◆ **WORK REQUIRED**: Repeat every record below exactly, omitting any pictures.

(Stored items)
_ _ _

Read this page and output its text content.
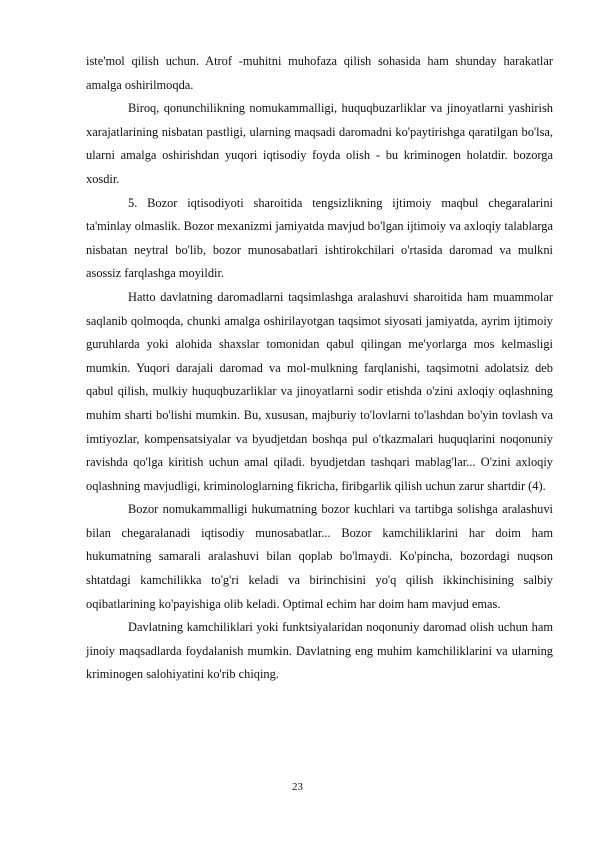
iste'mol qilish uchun. Atrof -muhitni muhofaza qilish sohasida ham shunday harakatlar amalga oshirilmoqda.

Biroq, qonunchilikning nomukammalligi, huquqbuzarliklar va jinoyatlarni yashirish xarajatlarining nisbatan pastligi, ularning maqsadi daromadni ko'paytirishga qaratilgan bo'lsa, ularni amalga oshirishdan yuqori iqtisodiy foyda olish - bu kriminogen holatdir. bozorga xosdir.

5. Bozor iqtisodiyoti sharoitida tengsizlikning ijtimoiy maqbul chegaralarini ta'minlay olmaslik. Bozor mexanizmi jamiyatda mavjud bo'lgan ijtimoiy va axloqiy talablarga nisbatan neytral bo'lib, bozor munosabatlari ishtirokchilari o'rtasida daromad va mulkni asossiz farqlashga moyildir.

Hatto davlatning daromadlarni taqsimlashga aralashuvi sharoitida ham muammolar saqlanib qolmoqda, chunki amalga oshirilayotgan taqsimot siyosati jamiyatda, ayrim ijtimoiy guruhlarda yoki alohida shaxslar tomonidan qabul qilingan me'yorlarga mos kelmasligi mumkin. Yuqori darajali daromad va mol-mulkning farqlanishi, taqsimotni adolatsiz deb qabul qilish, mulkiy huquqbuzarliklar va jinoyatlarni sodir etishda o'zini axloqiy oqlashning muhim sharti bo'lishi mumkin. Bu, xususan, majburiy to'lovlarni to'lashdan bo'yin tovlash va imtiyozlar, kompensatsiyalar va byudjetdan boshqa pul o'tkazmalari huquqlarini noqonuniy ravishda qo'lga kiritish uchun amal qiladi. byudjetdan tashqari mablag'lar... O'zini axloqiy oqlashning mavjudligi, kriminologlarning fikricha, firibgarlik qilish uchun zarur shartdir (4).

Bozor nomukammalligi hukumatning bozor kuchlari va tartibga solishga aralashuvi bilan chegaralanadi iqtisodiy munosabatlar... Bozor kamchiliklarini har doim ham hukumatning samarali aralashuvi bilan qoplab bo'lmaydi. Ko'pincha, bozordagi nuqson shtatdagi kamchilikka to'g'ri keladi va birinchisini yo'q qilish ikkinchisining salbiy oqibatlarining ko'payishiga olib keladi. Optimal echim har doim ham mavjud emas.

Davlatning kamchiliklari yoki funktsiyalaridan noqonuniy daromad olish uchun ham jinoiy maqsadlarda foydalanish mumkin. Davlatning eng muhim kamchiliklarini va ularning kriminogen salohiyatini ko'rib chiqing.

23
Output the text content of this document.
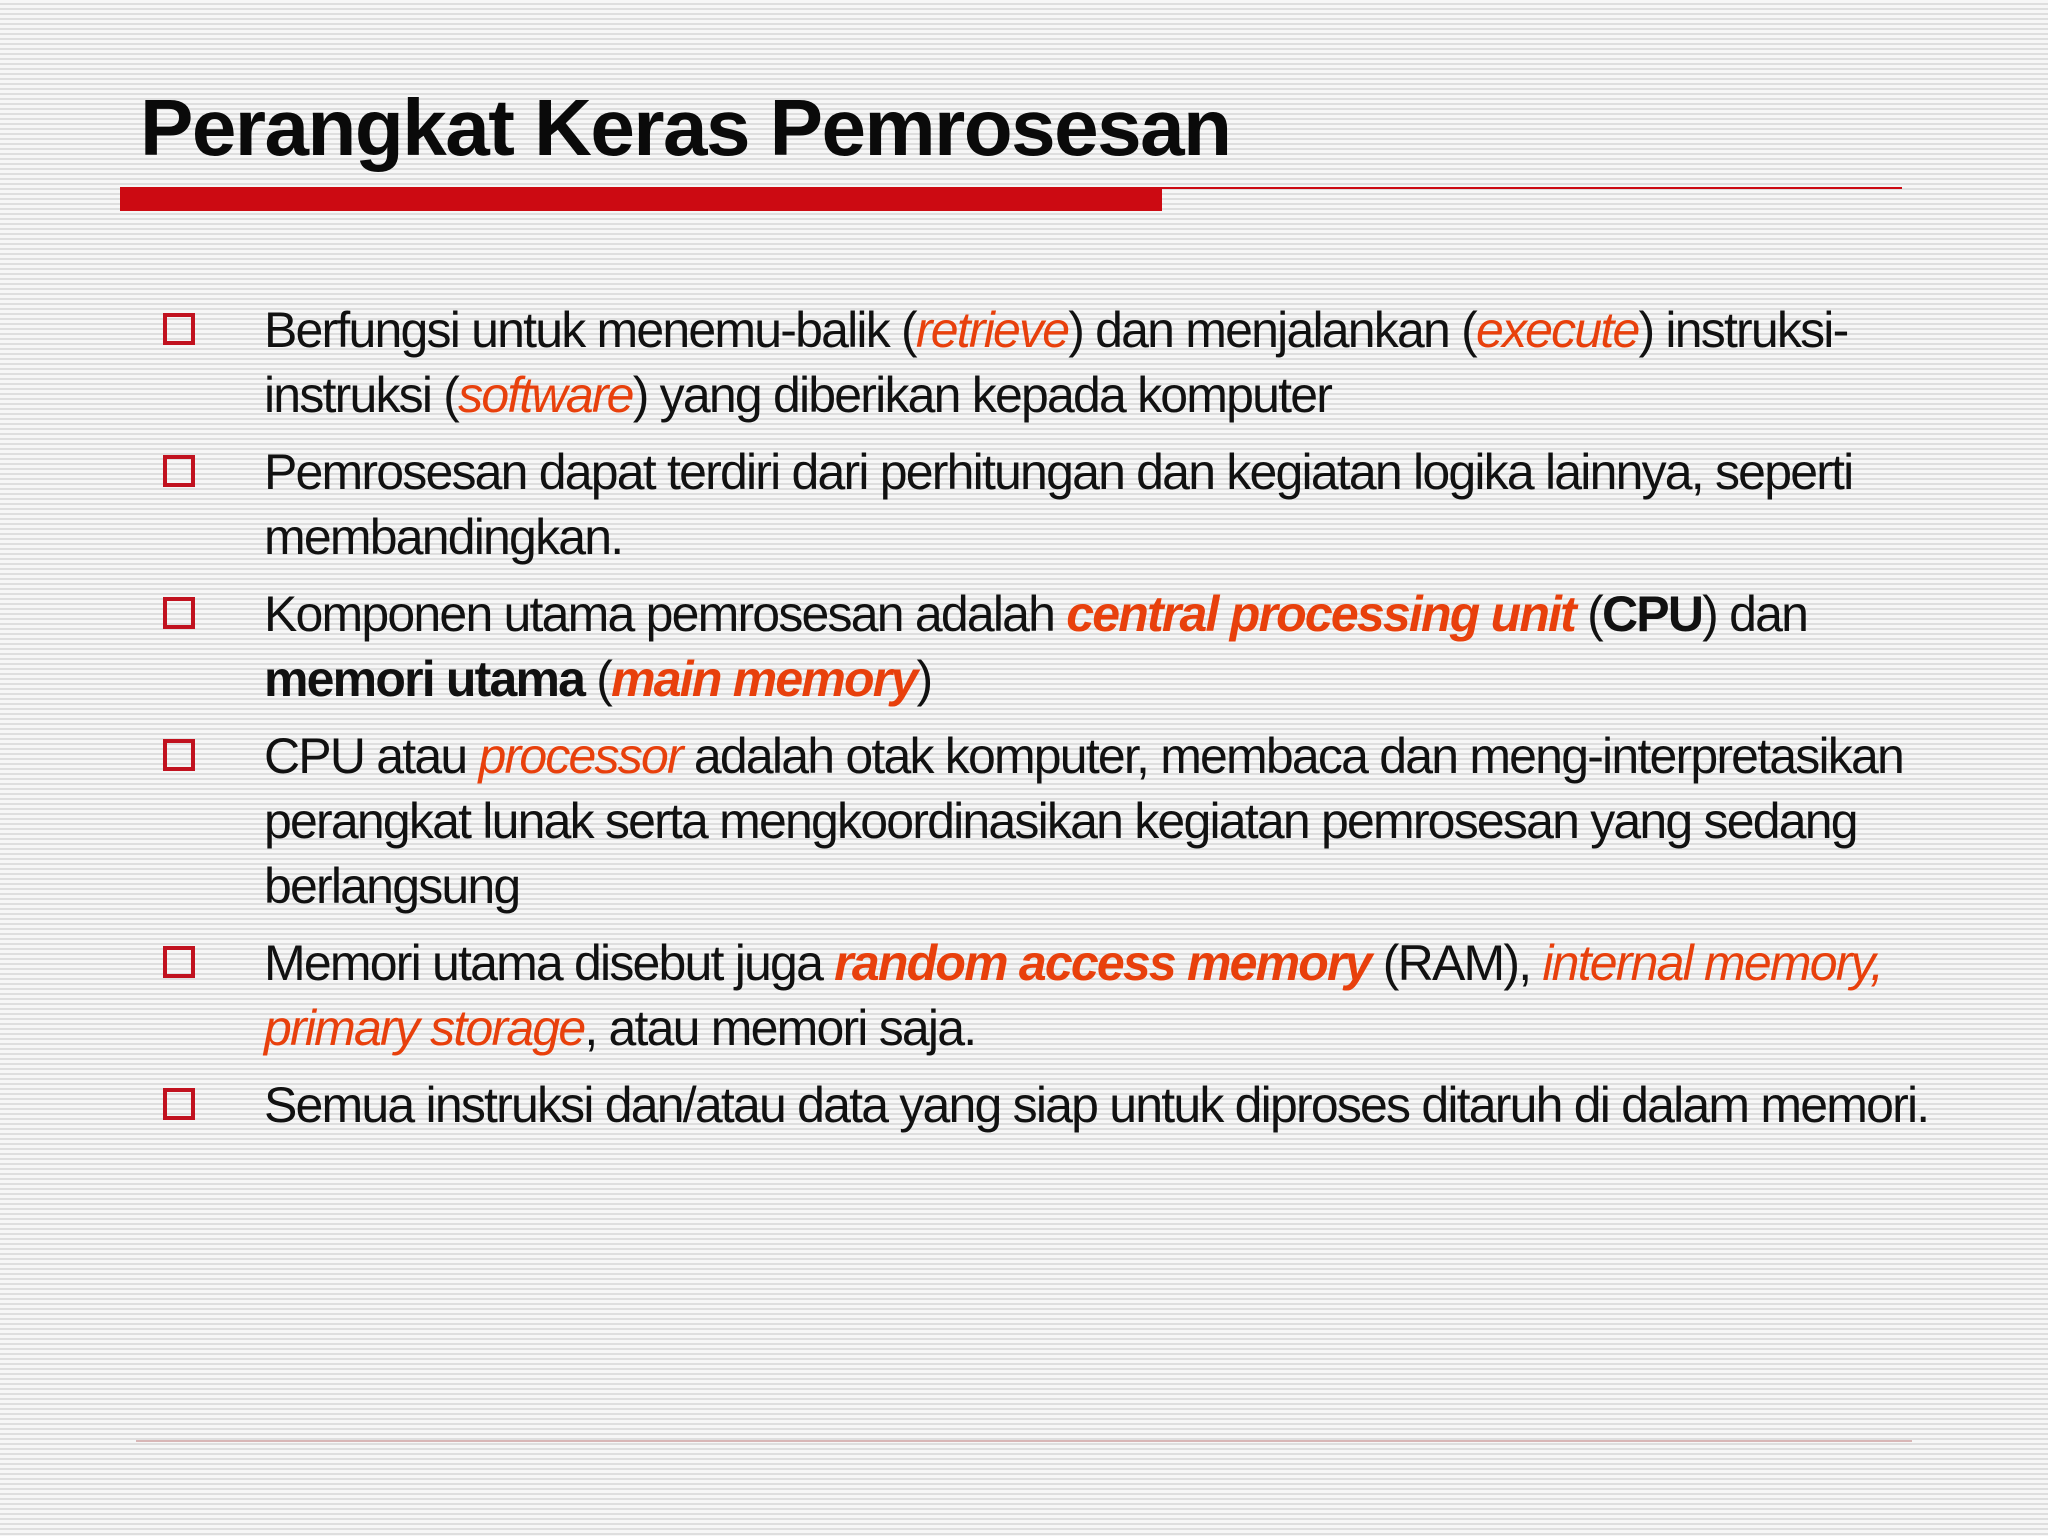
Perangkat Keras Pemrosesan
Berfungsi untuk menemu-balik (retrieve) dan menjalankan (execute) instruksi-instruksi (software) yang diberikan kepada komputer
Pemrosesan dapat terdiri dari perhitungan dan kegiatan logika lainnya, seperti membandingkan.
Komponen utama pemrosesan adalah central processing unit (CPU) dan memori utama (main memory)
CPU atau processor adalah otak komputer, membaca dan meng-interpretasikan perangkat lunak serta mengkoordinasikan kegiatan pemrosesan yang sedang berlangsung
Memori utama disebut juga random access memory (RAM), internal memory, primary storage, atau memori saja.
Semua instruksi dan/atau data yang siap untuk diproses ditaruh di dalam memori.
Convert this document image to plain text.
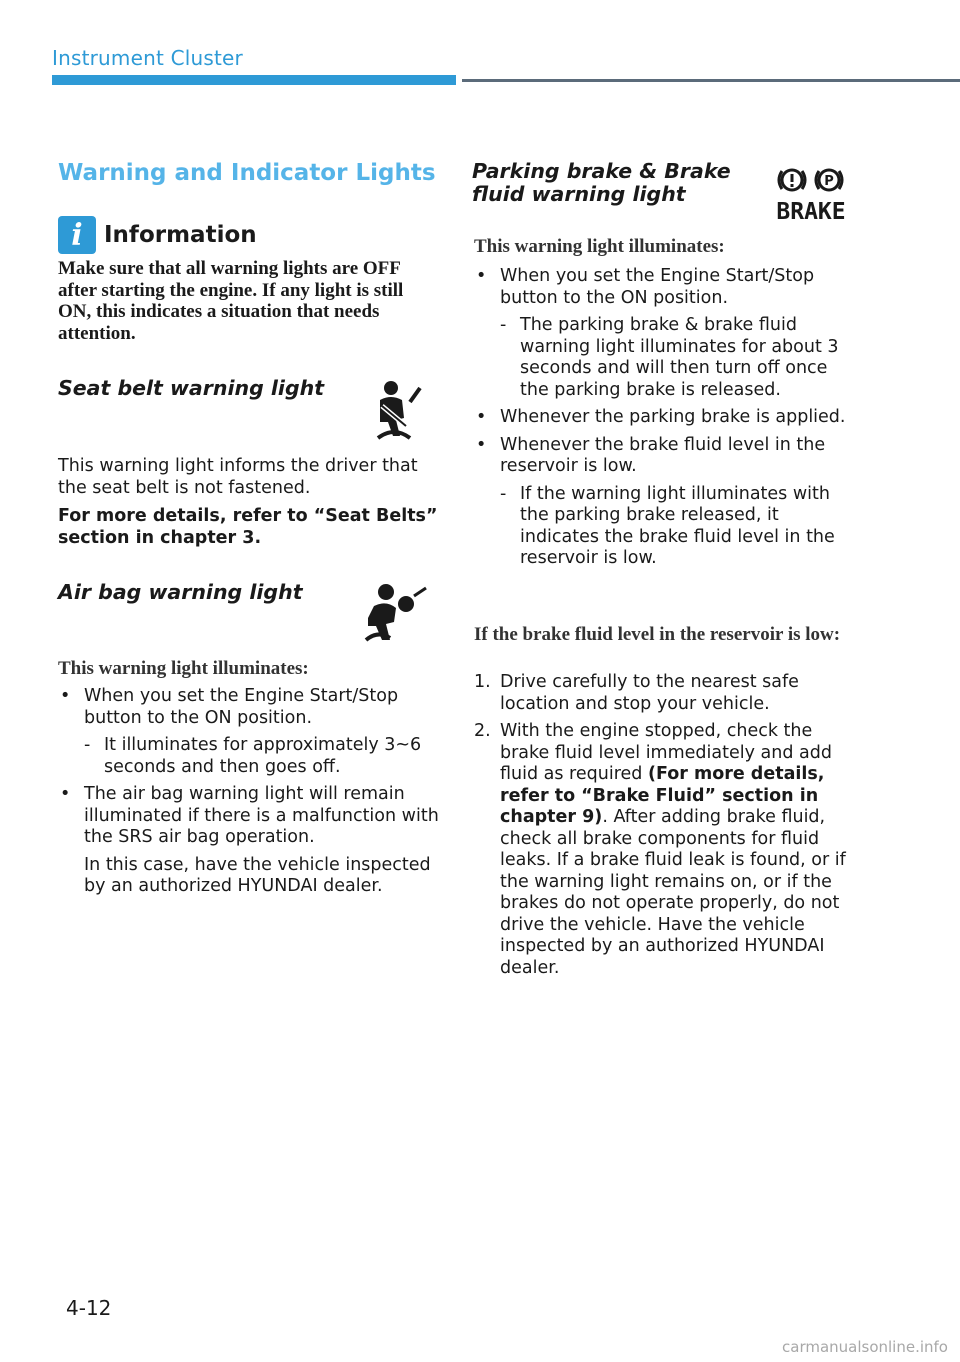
Instrument Cluster
Warning and Indicator Lights
i Information
Make sure that all warning lights are OFF after starting the engine. If any light is still ON, this indicates a situation that needs attention.
Seat belt warning light
This warning light informs the driver that the seat belt is not fastened.
For more details, refer to “Seat Belts” section in chapter 3.
Air bag warning light
This warning light illuminates:
• When you set the Engine Start/Stop button to the ON position.
- It illuminates for approximately 3~6 seconds and then goes off.
• The air bag warning light will remain illuminated if there is a malfunction with the SRS air bag operation.
In this case, have the vehicle inspected by an authorized HYUNDAI dealer.
Parking brake & Brake fluid warning light
P
BRAKE
This warning light illuminates:
• When you set the Engine Start/Stop button to the ON position.
- The parking brake & brake fluid warning light illuminates for about 3 seconds and will then turn off once the parking brake is released.
• Whenever the parking brake is applied.
• Whenever the brake fluid level in the reservoir is low.
- If the warning light illuminates with the parking brake released, it indicates the brake fluid level in the reservoir is low.
If the brake fluid level in the reservoir is low:
1. Drive carefully to the nearest safe location and stop your vehicle.
2. With the engine stopped, check the brake fluid level immediately and add fluid as required (For more details, refer to “Brake Fluid” section in chapter 9). After adding brake fluid, check all brake components for fluid leaks. If a brake fluid leak is found, or if the warning light remains on, or if the brakes do not operate properly, do not drive the vehicle. Have the vehicle inspected by an authorized HYUNDAI dealer.
4-12
carmanualsonline.info
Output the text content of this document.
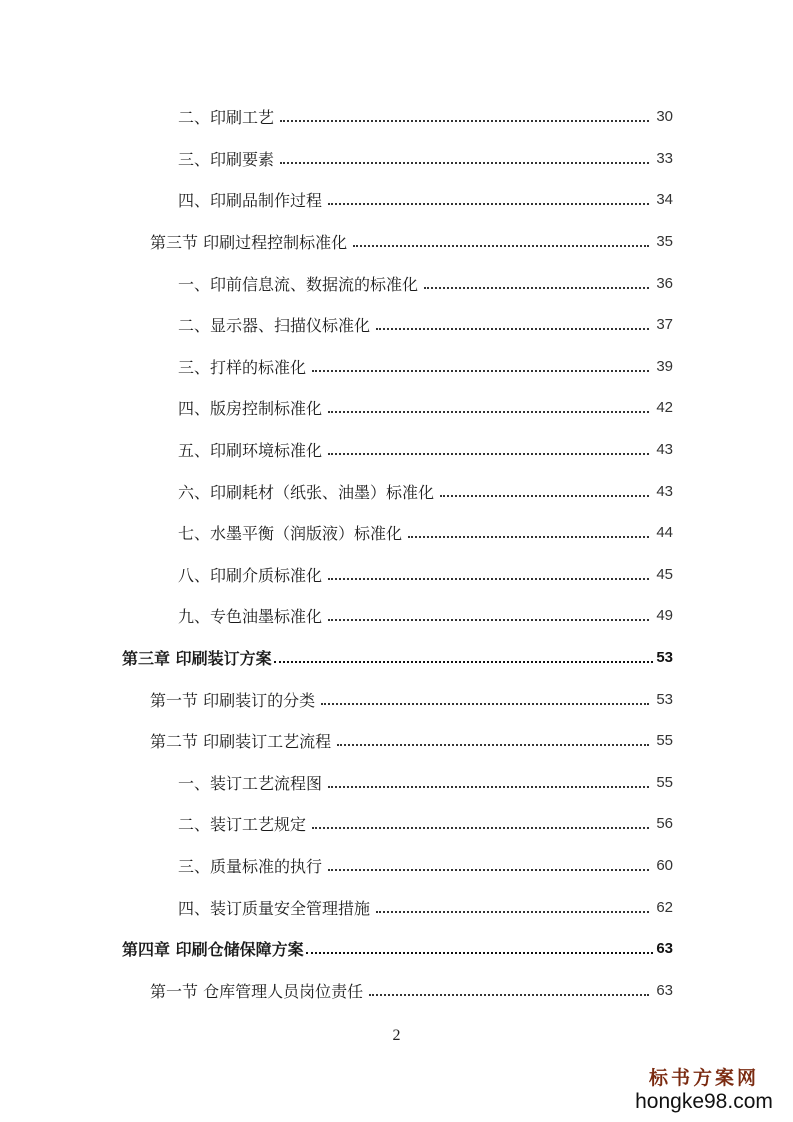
二、印刷工艺	30
三、印刷要素	33
四、印刷品制作过程	34
第三节 印刷过程控制标准化	35
一、印前信息流、数据流的标准化	36
二、显示器、扫描仪标准化	37
三、打样的标准化	39
四、版房控制标准化	42
五、印刷环境标准化	43
六、印刷耗材（纸张、油墨）标准化	43
七、水墨平衡（润版液）标准化	44
八、印刷介质标准化	45
九、专色油墨标准化	49
第三章 印刷装订方案	53
第一节 印刷装订的分类	53
第二节 印刷装订工艺流程	55
一、装订工艺流程图	55
二、装订工艺规定	56
三、质量标准的执行	60
四、装订质量安全管理措施	62
第四章 印刷仓储保障方案	63
第一节 仓库管理人员岗位责任	63
2
标书方案网
hongke98.com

_ _ _

◆ **FULL RESPONSE**:
Read this page and output its text content.
iste'mol qilish uchun. Atrof -muhitni muhofaza qilish sohasida ham shunday harakatlar amalga oshirilmoqda.

Biroq, qonunchilikning nomukammalligi, huquqbuzarliklar va jinoyatlarni yashirish xarajatlarining nisbatan pastligi, ularning maqsadi daromadni ko'paytirishga qaratilgan bo'lsa, ularni amalga oshirishdan yuqori iqtisodiy foyda olish - bu kriminogen holatdir. bozorga xosdir.

5. Bozor iqtisodiyoti sharoitida tengsizlikning ijtimoiy maqbul chegaralarini ta'minlay olmaslik. Bozor mexanizmi jamiyatda mavjud bo'lgan ijtimoiy va axloqiy talablarga nisbatan neytral bo'lib, bozor munosabatlari ishtirokchilari o'rtasida daromad va mulkni asossiz farqlashga moyildir.

Hatto davlatning daromadlarni taqsimlashga aralashuvi sharoitida ham muammolar saqlanib qolmoqda, chunki amalga oshirilayotgan taqsimot siyosati jamiyatda, ayrim ijtimoiy guruhlarda yoki alohida shaxslar tomonidan qabul qilingan me'yorlarga mos kelmasligi mumkin. Yuqori darajali daromad va mol-mulkning farqlanishi, taqsimotni adolatsiz deb qabul qilish, mulkiy huquqbuzarliklar va jinoyatlarni sodir etishda o'zini axloqiy oqlashning muhim sharti bo'lishi mumkin. Bu, xususan, majburiy to'lovlarni to'lashdan bo'yin tovlash va imtiyozlar, kompensatsiyalar va byudjetdan boshqa pul o'tkazmalari huquqlarini noqonuniy ravishda qo'lga kiritish uchun amal qiladi. byudjetdan tashqari mablag'lar... O'zini axloqiy oqlashning mavjudligi, kriminologlarning fikricha, firibgarlik qilish uchun zarur shartdir (4).

Bozor nomukammalligi hukumatning bozor kuchlari va tartibga solishga aralashuvi bilan chegaralanadi iqtisodiy munosabatlar... Bozor kamchiliklarini har doim ham hukumatning samarali aralashuvi bilan qoplab bo'lmaydi. Ko'pincha, bozordagi nuqson shtatdagi kamchilikka to'g'ri keladi va birinchisini yo'q qilish ikkinchisining salbiy oqibatlarining ko'payishiga olib keladi. Optimal echim har doim ham mavjud emas.

Davlatning kamchiliklari yoki funktsiyalaridan noqonuniy daromad olish uchun ham jinoiy maqsadlarda foydalanish mumkin. Davlatning eng muhim kamchiliklarini va ularning kriminogen salohiyatini ko'rib chiqing.

23
Output the text content of this document.
Perangkat Keras Pemrosesan
Berfungsi untuk menemu-balik (retrieve) dan menjalankan (execute) instruksi-instruksi (software) yang diberikan kepada komputer
Pemrosesan dapat terdiri dari perhitungan dan kegiatan logika lainnya, seperti membandingkan.
Komponen utama pemrosesan adalah central processing unit (CPU) dan memori utama (main memory)
CPU atau processor adalah otak komputer, membaca dan meng-interpretasikan perangkat lunak serta mengkoordinasikan kegiatan pemrosesan yang sedang berlangsung
Memori utama disebut juga random access memory (RAM), internal memory, primary storage, atau memori saja.
Semua instruksi dan/atau data yang siap untuk diproses ditaruh di dalam memori.
Convert this document image to plain text.
Instrument Cluster
Warning and Indicator Lights
i Information
Make sure that all warning lights are OFF after starting the engine. If any light is still ON, this indicates a situation that needs attention.
Seat belt warning light
This warning light informs the driver that the seat belt is not fastened.
For more details, refer to “Seat Belts” section in chapter 3.
Air bag warning light
This warning light illuminates:
• When you set the Engine Start/Stop button to the ON position.
- It illuminates for approximately 3~6 seconds and then goes off.
• The air bag warning light will remain illuminated if there is a malfunction with the SRS air bag operation.
In this case, have the vehicle inspected by an authorized HYUNDAI dealer.
Parking brake & Brake fluid warning light
P
BRAKE
This warning light illuminates:
• When you set the Engine Start/Stop button to the ON position.
- The parking brake & brake fluid warning light illuminates for about 3 seconds and will then turn off once the parking brake is released.
• Whenever the parking brake is applied.
• Whenever the brake fluid level in the reservoir is low.
- If the warning light illuminates with the parking brake released, it indicates the brake fluid level in the reservoir is low.
If the brake fluid level in the reservoir is low:
1. Drive carefully to the nearest safe location and stop your vehicle.
2. With the engine stopped, check the brake fluid level immediately and add fluid as required (For more details, refer to “Brake Fluid” section in chapter 9). After adding brake fluid, check all brake components for fluid leaks. If a brake fluid leak is found, or if the warning light remains on, or if the brakes do not operate properly, do not drive the vehicle. Have the vehicle inspected by an authorized HYUNDAI dealer.
4-12
carmanualsonline.info
Output the text content of this document.
二、印刷工艺	30
三、印刷要素	33
四、印刷品制作过程	34
第三节 印刷过程控制标准化	35
一、印前信息流、数据流的标准化	36
二、显示器、扫描仪标准化	37
三、打样的标准化	39
四、版房控制标准化	42
五、印刷环境标准化	43
六、印刷耗材（纸张、油墨）标准化	43
七、水墨平衡（润版液）标准化	44
八、印刷介质标准化	45
九、专色油墨标准化	49
第三章 印刷装订方案	53
第一节 印刷装订的分类	53
第二节 印刷装订工艺流程	55
一、装订工艺流程图	55
二、装订工艺规定	56
三、质量标准的执行	60
四、装订质量安全管理措施	62
第四章 印刷仓储保障方案	63
第一节 仓库管理人员岗位责任	63
2
标书方案网
hongke98.com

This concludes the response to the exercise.